▸ GIVEN REQUEST
Copy out all lines in the data below containing the string "Jahre".
start EXTRACTED DATA
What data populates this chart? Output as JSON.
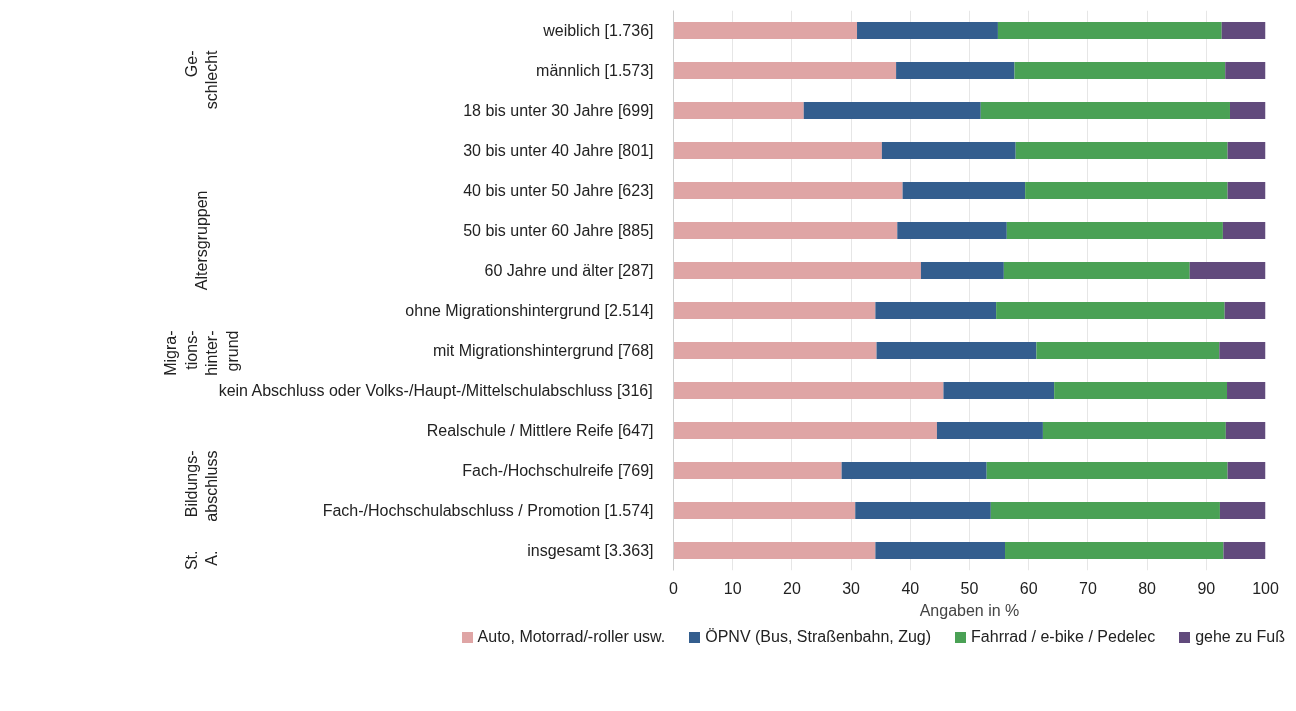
{
  "chart_data": {
    "type": "bar",
    "orientation": "horizontal",
    "stacked": true,
    "categories": [
      "weiblich [1.736]",
      "männlich [1.573]",
      "18 bis unter 30 Jahre [699]",
      "30 bis unter 40 Jahre [801]",
      "40 bis unter 50 Jahre [623]",
      "50 bis unter 60 Jahre [885]",
      "60 Jahre und älter [287]",
      "ohne Migrationshintergrund [2.514]",
      "mit Migrationshintergrund [768]",
      "kein Abschluss oder Volks-/Haupt-/Mittelschulabschluss [316]",
      "Realschule / Mittlere Reife [647]",
      "Fach-/Hochschulreife [769]",
      "Fach-/Hochschulabschluss / Promotion [1.574]",
      "insgesamt [3.363]"
    ],
    "series": [
      {
        "name": "Auto, Motorrad/-roller usw.",
        "color": "#dfa5a5",
        "values": [
          31.0,
          37.6,
          22.0,
          35.2,
          38.7,
          37.8,
          41.8,
          34.1,
          34.3,
          45.6,
          44.5,
          28.4,
          30.7,
          34.1
        ]
      },
      {
        "name": "ÖPNV (Bus, Straßenbahn, Zug)",
        "color": "#345e8e",
        "values": [
          23.8,
          20.0,
          29.9,
          22.6,
          20.7,
          18.5,
          14.0,
          20.4,
          27.0,
          18.7,
          17.9,
          24.5,
          22.9,
          21.9
        ]
      },
      {
        "name": "Fahrrad / e-bike / Pedelec",
        "color": "#4aa155",
        "values": [
          37.8,
          35.6,
          42.1,
          35.8,
          34.2,
          36.5,
          31.4,
          38.6,
          30.9,
          29.2,
          30.9,
          40.7,
          38.7,
          36.9
        ]
      },
      {
        "name": "gehe zu Fuß",
        "color": "#614a7c",
        "values": [
          7.4,
          6.8,
          6.0,
          6.4,
          6.4,
          7.2,
          12.8,
          6.9,
          7.8,
          6.5,
          6.7,
          6.4,
          7.7,
          7.1
        ]
      }
    ],
    "xlabel": "Angaben in %",
    "xlim": [
      0,
      100
    ],
    "xticks": [
      0,
      10,
      20,
      30,
      40,
      50,
      60,
      70,
      80,
      90,
      100
    ],
    "grid": "x",
    "legend": "bottom",
    "annotations": [
      "Ge-\nschlecht",
      "Altersgruppen",
      "Migra-\ntions-\nhinter-\ngrund",
      "Bildungs-\nabschluss",
      "St.\nA."
    ]
  }
}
end EXTRACTED DATA
▸ TASK RESPONSE
      "18 bis unter 30 Jahre [699]",
      "30 bis unter 40 Jahre [801]",
      "40 bis unter 50 Jahre [623]",
      "50 bis unter 60 Jahre [885]",
      "60 Jahre und älter [287]",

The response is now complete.